◆ **EXERCISE GOAL**: Write out the entire listing below exactly as it appears, minus any pictures.

◆ **LISTED ENTRIES**:

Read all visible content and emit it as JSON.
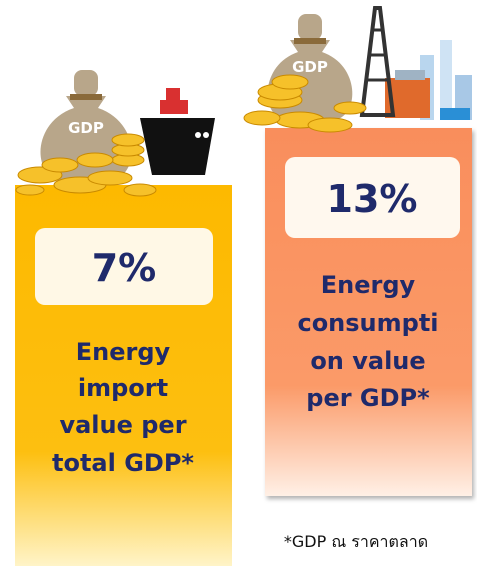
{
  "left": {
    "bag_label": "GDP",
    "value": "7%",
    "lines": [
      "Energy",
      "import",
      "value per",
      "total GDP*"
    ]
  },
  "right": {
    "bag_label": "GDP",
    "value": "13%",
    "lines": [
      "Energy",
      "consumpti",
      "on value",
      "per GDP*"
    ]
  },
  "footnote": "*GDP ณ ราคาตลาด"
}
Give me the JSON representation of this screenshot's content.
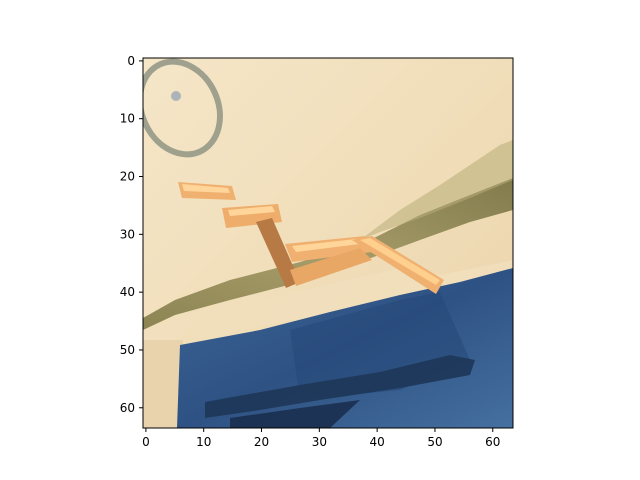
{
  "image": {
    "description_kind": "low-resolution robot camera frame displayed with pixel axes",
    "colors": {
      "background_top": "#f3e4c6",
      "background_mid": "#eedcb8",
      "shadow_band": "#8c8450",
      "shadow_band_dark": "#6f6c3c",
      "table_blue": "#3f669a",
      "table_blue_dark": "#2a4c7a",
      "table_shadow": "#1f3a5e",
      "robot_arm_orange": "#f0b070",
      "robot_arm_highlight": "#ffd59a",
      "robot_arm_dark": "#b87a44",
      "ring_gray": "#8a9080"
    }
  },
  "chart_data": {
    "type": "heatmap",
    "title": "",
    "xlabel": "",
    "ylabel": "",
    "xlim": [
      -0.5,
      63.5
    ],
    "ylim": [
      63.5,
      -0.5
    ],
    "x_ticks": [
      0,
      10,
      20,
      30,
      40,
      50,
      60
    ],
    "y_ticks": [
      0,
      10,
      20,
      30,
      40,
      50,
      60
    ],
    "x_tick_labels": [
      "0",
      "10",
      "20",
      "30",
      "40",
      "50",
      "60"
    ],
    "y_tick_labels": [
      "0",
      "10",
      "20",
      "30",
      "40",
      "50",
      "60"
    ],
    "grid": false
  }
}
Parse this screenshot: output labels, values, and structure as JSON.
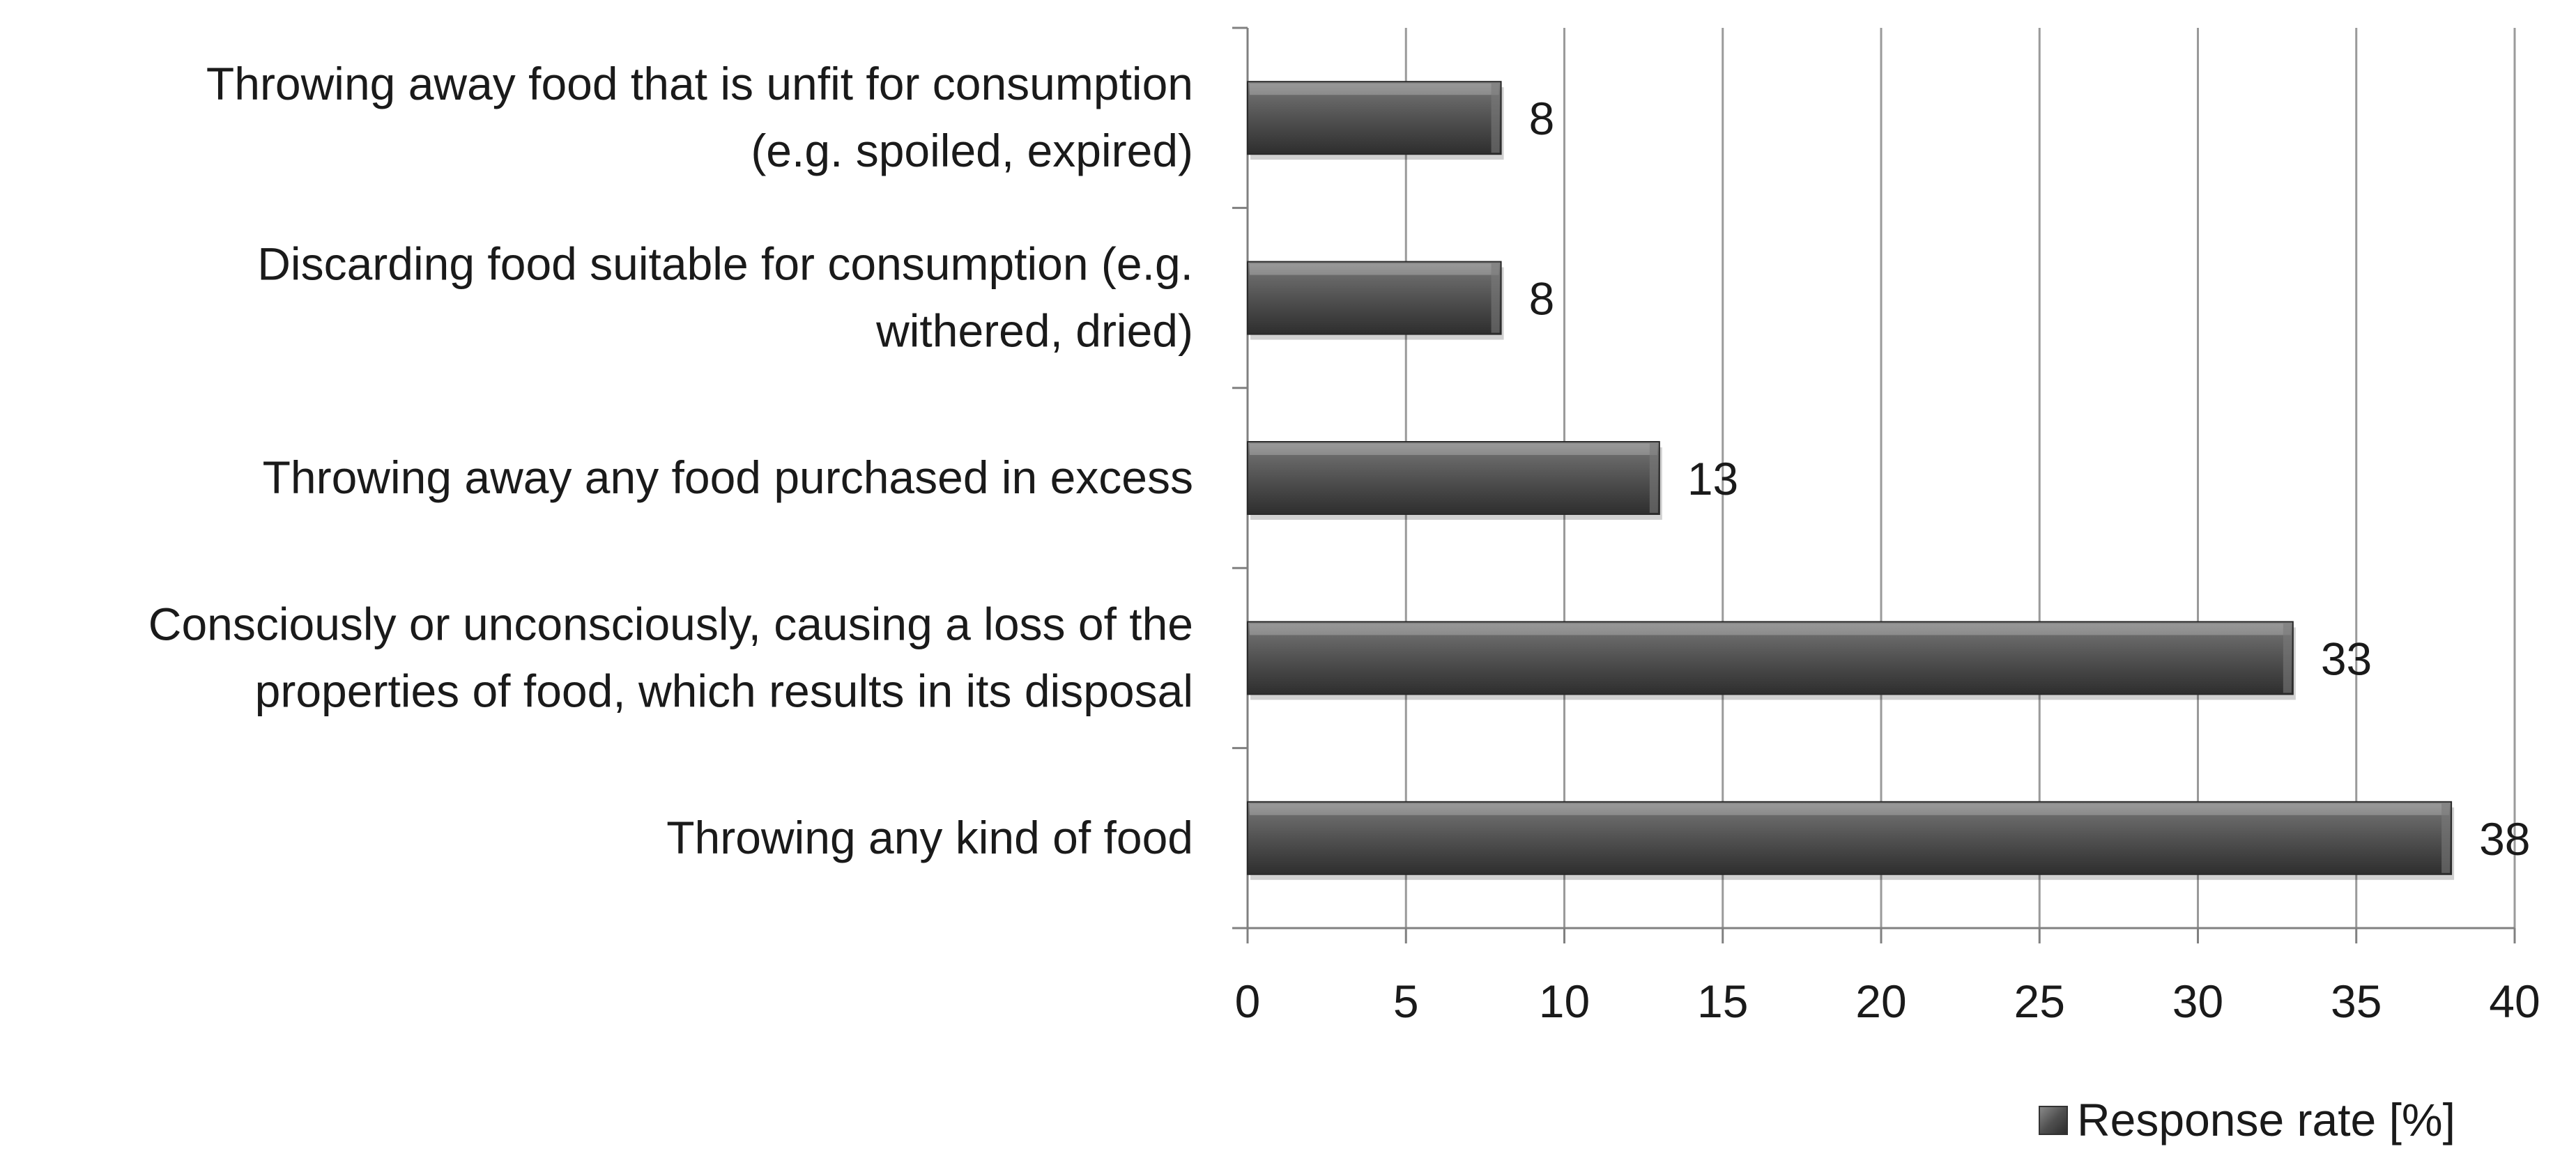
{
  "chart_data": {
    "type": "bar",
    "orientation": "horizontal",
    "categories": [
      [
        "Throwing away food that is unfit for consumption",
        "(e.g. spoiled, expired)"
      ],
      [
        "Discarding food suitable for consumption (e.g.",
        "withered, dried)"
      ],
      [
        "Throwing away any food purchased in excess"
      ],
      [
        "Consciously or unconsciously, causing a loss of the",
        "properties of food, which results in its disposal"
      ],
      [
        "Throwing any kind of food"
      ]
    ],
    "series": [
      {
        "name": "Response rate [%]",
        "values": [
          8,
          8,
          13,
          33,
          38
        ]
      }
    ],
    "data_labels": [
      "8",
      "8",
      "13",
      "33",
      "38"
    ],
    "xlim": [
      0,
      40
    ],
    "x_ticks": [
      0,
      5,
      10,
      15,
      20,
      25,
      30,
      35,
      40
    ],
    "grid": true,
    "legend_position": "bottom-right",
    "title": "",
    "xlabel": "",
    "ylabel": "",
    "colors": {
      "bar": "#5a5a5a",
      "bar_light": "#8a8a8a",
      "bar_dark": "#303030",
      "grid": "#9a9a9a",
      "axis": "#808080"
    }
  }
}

◆ **ANSWER FOR THIS EXERCISE**:
Read all visible content and emit it as JSON.
{
  "left": {
    "bag_label": "GDP",
    "value": "7%",
    "lines": [
      "Energy",
      "import",
      "value per",
      "total GDP*"
    ]
  },
  "right": {
    "bag_label": "GDP",
    "value": "13%",
    "lines": [
      "Energy",
      "consumpti",
      "on value",
      "per GDP*"
    ]
  },
  "footnote": "*GDP ณ ราคาตลาด"
}
Give me the JSON representation of this screenshot's content.
{
  "image": {
    "description_kind": "low-resolution robot camera frame displayed with pixel axes",
    "colors": {
      "background_top": "#f3e4c6",
      "background_mid": "#eedcb8",
      "shadow_band": "#8c8450",
      "shadow_band_dark": "#6f6c3c",
      "table_blue": "#3f669a",
      "table_blue_dark": "#2a4c7a",
      "table_shadow": "#1f3a5e",
      "robot_arm_orange": "#f0b070",
      "robot_arm_highlight": "#ffd59a",
      "robot_arm_dark": "#b87a44",
      "ring_gray": "#8a9080"
    }
  },
  "chart_data": {
    "type": "heatmap",
    "title": "",
    "xlabel": "",
    "ylabel": "",
    "xlim": [
      -0.5,
      63.5
    ],
    "ylim": [
      63.5,
      -0.5
    ],
    "x_ticks": [
      0,
      10,
      20,
      30,
      40,
      50,
      60
    ],
    "y_ticks": [
      0,
      10,
      20,
      30,
      40,
      50,
      60
    ],
    "x_tick_labels": [
      "0",
      "10",
      "20",
      "30",
      "40",
      "50",
      "60"
    ],
    "y_tick_labels": [
      "0",
      "10",
      "20",
      "30",
      "40",
      "50",
      "60"
    ],
    "grid": false
  }
}
Parse this screenshot: output labels, values, and structure as JSON.
{
  "chart_data": {
    "type": "bar",
    "orientation": "horizontal",
    "categories": [
      [
        "Throwing away food that is unfit for consumption",
        "(e.g. spoiled, expired)"
      ],
      [
        "Discarding food suitable for consumption (e.g.",
        "withered, dried)"
      ],
      [
        "Throwing away any food purchased in excess"
      ],
      [
        "Consciously or unconsciously, causing a loss of the",
        "properties of food, which results in its disposal"
      ],
      [
        "Throwing any kind of food"
      ]
    ],
    "series": [
      {
        "name": "Response rate [%]",
        "values": [
          8,
          8,
          13,
          33,
          38
        ]
      }
    ],
    "data_labels": [
      "8",
      "8",
      "13",
      "33",
      "38"
    ],
    "xlim": [
      0,
      40
    ],
    "x_ticks": [
      0,
      5,
      10,
      15,
      20,
      25,
      30,
      35,
      40
    ],
    "grid": true,
    "legend_position": "bottom-right",
    "title": "",
    "xlabel": "",
    "ylabel": "",
    "colors": {
      "bar": "#5a5a5a",
      "bar_light": "#8a8a8a",
      "bar_dark": "#303030",
      "grid": "#9a9a9a",
      "axis": "#808080"
    }
  }
}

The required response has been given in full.